## What to produce
Without the pictures, copy all the entries below exactly.

Dataset records
^^^^^^^^^^^^^^^^
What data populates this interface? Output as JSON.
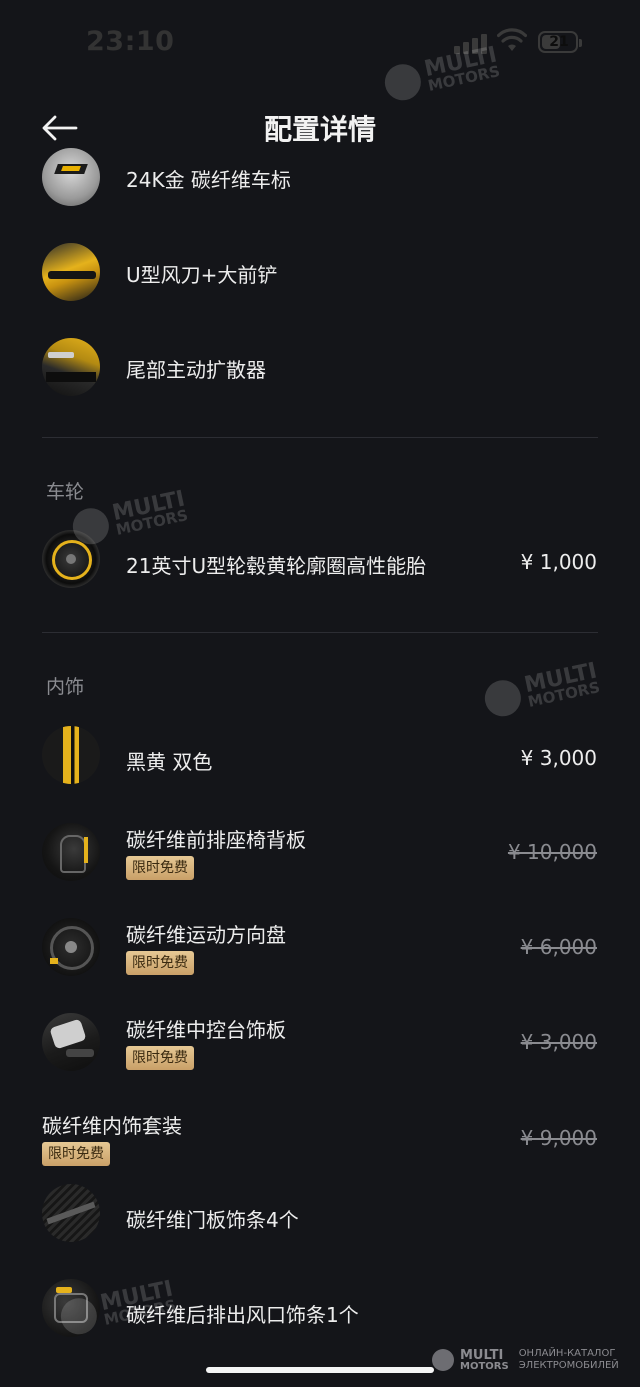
{
  "status_bar": {
    "time": "23:10",
    "battery": "21"
  },
  "nav": {
    "title": "配置详情"
  },
  "items_top": [
    {
      "label": "24K金 碳纤维车标"
    },
    {
      "label": "U型风刀+大前铲"
    },
    {
      "label": "尾部主动扩散器"
    }
  ],
  "sections": {
    "wheels": {
      "title": "车轮",
      "items": [
        {
          "label": "21英寸U型轮毂黄轮廓圈高性能胎",
          "price": "¥ 1,000"
        }
      ]
    },
    "interior": {
      "title": "内饰",
      "items": [
        {
          "label": "黑黄 双色",
          "price": "¥ 3,000"
        },
        {
          "label": "碳纤维前排座椅背板",
          "badge": "限时免费",
          "price": "¥ 10,000"
        },
        {
          "label": "碳纤维运动方向盘",
          "badge": "限时免费",
          "price": "¥ 6,000"
        },
        {
          "label": "碳纤维中控台饰板",
          "badge": "限时免费",
          "price": "¥ 3,000"
        }
      ],
      "package": {
        "label": "碳纤维内饰套装",
        "badge": "限时免费",
        "price": "¥ 9,000",
        "items": [
          {
            "label": "碳纤维门板饰条4个"
          },
          {
            "label": "碳纤维后排出风口饰条1个"
          }
        ]
      }
    }
  },
  "watermark": {
    "line1": "MULTI",
    "line2": "MOTORS"
  },
  "footer": {
    "brand_line1": "MULTI",
    "brand_line2": "MOTORS",
    "tagline_1": "ОНЛАЙН-КАТАЛОГ",
    "tagline_2": "ЭЛЕКТРОМОБИЛЕЙ"
  },
  "colors": {
    "background": "#141519",
    "text": "#EDEDED",
    "muted": "#8A8B90",
    "badge_gold": "#D8B27A",
    "accent_yellow": "#E8B000"
  }
}
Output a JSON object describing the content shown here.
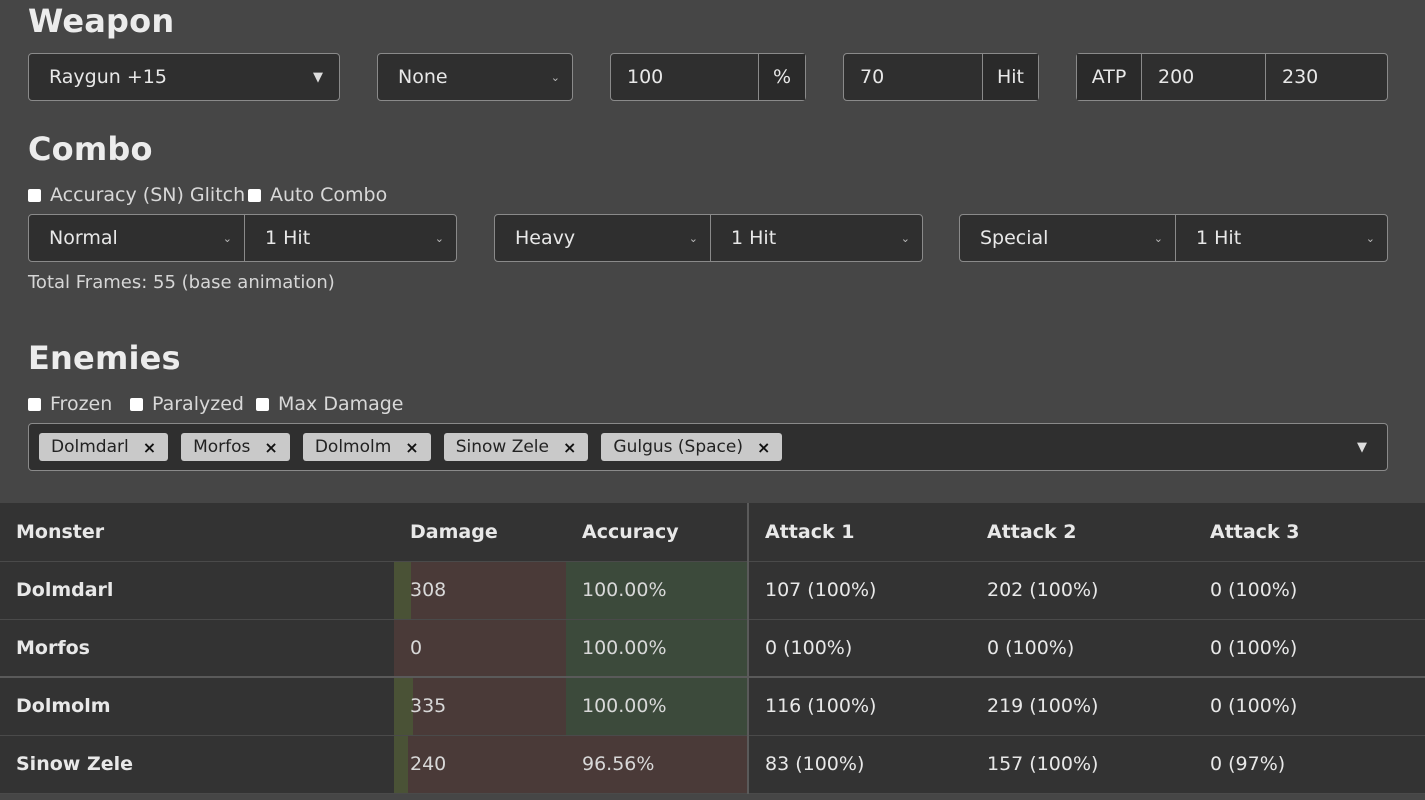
{
  "weapon": {
    "heading": "Weapon",
    "weapon_select": "Raygun +15",
    "special_select": "None",
    "percent_value": "100",
    "percent_addon": "%",
    "hit_value": "70",
    "hit_addon": "Hit",
    "atp_label": "ATP",
    "atp_min": "200",
    "atp_max": "230"
  },
  "combo": {
    "heading": "Combo",
    "options": [
      {
        "label": "Accuracy (SN) Glitch",
        "checked": false
      },
      {
        "label": "Auto Combo",
        "checked": false
      }
    ],
    "attacks": [
      {
        "type": "Normal",
        "hits": "1 Hit"
      },
      {
        "type": "Heavy",
        "hits": "1 Hit"
      },
      {
        "type": "Special",
        "hits": "1 Hit"
      }
    ],
    "total_frames": "Total Frames: 55 (base animation)"
  },
  "enemies": {
    "heading": "Enemies",
    "options": [
      {
        "label": "Frozen",
        "checked": false
      },
      {
        "label": "Paralyzed",
        "checked": false
      },
      {
        "label": "Max Damage",
        "checked": false
      }
    ],
    "selected": [
      "Dolmdarl",
      "Morfos",
      "Dolmolm",
      "Sinow Zele",
      "Gulgus (Space)"
    ],
    "remove_glyph": "×"
  },
  "table": {
    "headers": [
      "Monster",
      "Damage",
      "Accuracy",
      "Attack 1",
      "Attack 2",
      "Attack 3"
    ],
    "rows": [
      {
        "monster": "Dolmdarl",
        "damage": "308",
        "accuracy": "100.00%",
        "attack1": "107 (100%)",
        "attack2": "202 (100%)",
        "attack3": "0 (100%)",
        "damage_fill": 0.1
      },
      {
        "monster": "Morfos",
        "damage": "0",
        "accuracy": "100.00%",
        "attack1": "0 (100%)",
        "attack2": "0 (100%)",
        "attack3": "0 (100%)",
        "damage_fill": 0.0
      },
      {
        "monster": "Dolmolm",
        "damage": "335",
        "accuracy": "100.00%",
        "attack1": "116 (100%)",
        "attack2": "219 (100%)",
        "attack3": "0 (100%)",
        "damage_fill": 0.11
      },
      {
        "monster": "Sinow Zele",
        "damage": "240",
        "accuracy": "96.56%",
        "attack1": "83 (100%)",
        "attack2": "157 (100%)",
        "attack3": "0 (97%)",
        "damage_fill": 0.08
      }
    ]
  },
  "colors": {
    "good": "#3c4a3b",
    "bad": "#4a3a38",
    "damage_fill": "#4a5236"
  }
}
^^^^^^^^^^^^^^^^
## Task solution
What data populates this interface? Output as JSON.
{
  "status_bar": {
    "time": "23:10",
    "battery": "21"
  },
  "nav": {
    "title": "配置详情"
  },
  "items_top": [
    {
      "label": "24K金 碳纤维车标"
    },
    {
      "label": "U型风刀+大前铲"
    },
    {
      "label": "尾部主动扩散器"
    }
  ],
  "sections": {
    "wheels": {
      "title": "车轮",
      "items": [
        {
          "label": "21英寸U型轮毂黄轮廓圈高性能胎",
          "price": "¥ 1,000"
        }
      ]
    },
    "interior": {
      "title": "内饰",
      "items": [
        {
          "label": "黑黄 双色",
          "price": "¥ 3,000"
        },
        {
          "label": "碳纤维前排座椅背板",
          "badge": "限时免费",
          "price": "¥ 10,000"
        },
        {
          "label": "碳纤维运动方向盘",
          "badge": "限时免费",
          "price": "¥ 6,000"
        },
        {
          "label": "碳纤维中控台饰板",
          "badge": "限时免费",
          "price": "¥ 3,000"
        }
      ],
      "package": {
        "label": "碳纤维内饰套装",
        "badge": "限时免费",
        "price": "¥ 9,000",
        "items": [
          {
            "label": "碳纤维门板饰条4个"
          },
          {
            "label": "碳纤维后排出风口饰条1个"
          }
        ]
      }
    }
  },
  "watermark": {
    "line1": "MULTI",
    "line2": "MOTORS"
  },
  "footer": {
    "brand_line1": "MULTI",
    "brand_line2": "MOTORS",
    "tagline_1": "ОНЛАЙН-КАТАЛОГ",
    "tagline_2": "ЭЛЕКТРОМОБИЛЕЙ"
  },
  "colors": {
    "background": "#141519",
    "text": "#EDEDED",
    "muted": "#8A8B90",
    "badge_gold": "#D8B27A",
    "accent_yellow": "#E8B000"
  }
}
Output a JSON object describing the content shown here.
{
  "weapon": {
    "heading": "Weapon",
    "weapon_select": "Raygun +15",
    "special_select": "None",
    "percent_value": "100",
    "percent_addon": "%",
    "hit_value": "70",
    "hit_addon": "Hit",
    "atp_label": "ATP",
    "atp_min": "200",
    "atp_max": "230"
  },
  "combo": {
    "heading": "Combo",
    "options": [
      {
        "label": "Accuracy (SN) Glitch",
        "checked": false
      },
      {
        "label": "Auto Combo",
        "checked": false
      }
    ],
    "attacks": [
      {
        "type": "Normal",
        "hits": "1 Hit"
      },
      {
        "type": "Heavy",
        "hits": "1 Hit"
      },
      {
        "type": "Special",
        "hits": "1 Hit"
      }
    ],
    "total_frames": "Total Frames: 55 (base animation)"
  },
  "enemies": {
    "heading": "Enemies",
    "options": [
      {
        "label": "Frozen",
        "checked": false
      },
      {
        "label": "Paralyzed",
        "checked": false
      },
      {
        "label": "Max Damage",
        "checked": false
      }
    ],
    "selected": [
      "Dolmdarl",
      "Morfos",
      "Dolmolm",
      "Sinow Zele",
      "Gulgus (Space)"
    ],
    "remove_glyph": "×"
  },
  "table": {
    "headers": [
      "Monster",
      "Damage",
      "Accuracy",
      "Attack 1",
      "Attack 2",
      "Attack 3"
    ],
    "rows": [
      {
        "monster": "Dolmdarl",
        "damage": "308",
        "accuracy": "100.00%",
        "attack1": "107 (100%)",
        "attack2": "202 (100%)",
        "attack3": "0 (100%)",
        "damage_fill": 0.1
      },
      {
        "monster": "Morfos",
        "damage": "0",
        "accuracy": "100.00%",
        "attack1": "0 (100%)",
        "attack2": "0 (100%)",
        "attack3": "0 (100%)",
        "damage_fill": 0.0
      },
      {
        "monster": "Dolmolm",
        "damage": "335",
        "accuracy": "100.00%",
        "attack1": "116 (100%)",
        "attack2": "219 (100%)",
        "attack3": "0 (100%)",
        "damage_fill": 0.11
      },
      {
        "monster": "Sinow Zele",
        "damage": "240",
        "accuracy": "96.56%",
        "attack1": "83 (100%)",
        "attack2": "157 (100%)",
        "attack3": "0 (97%)",
        "damage_fill": 0.08
      }
    ]
  },
  "colors": {
    "good": "#3c4a3b",
    "bad": "#4a3a38",
    "damage_fill": "#4a5236"
  }
}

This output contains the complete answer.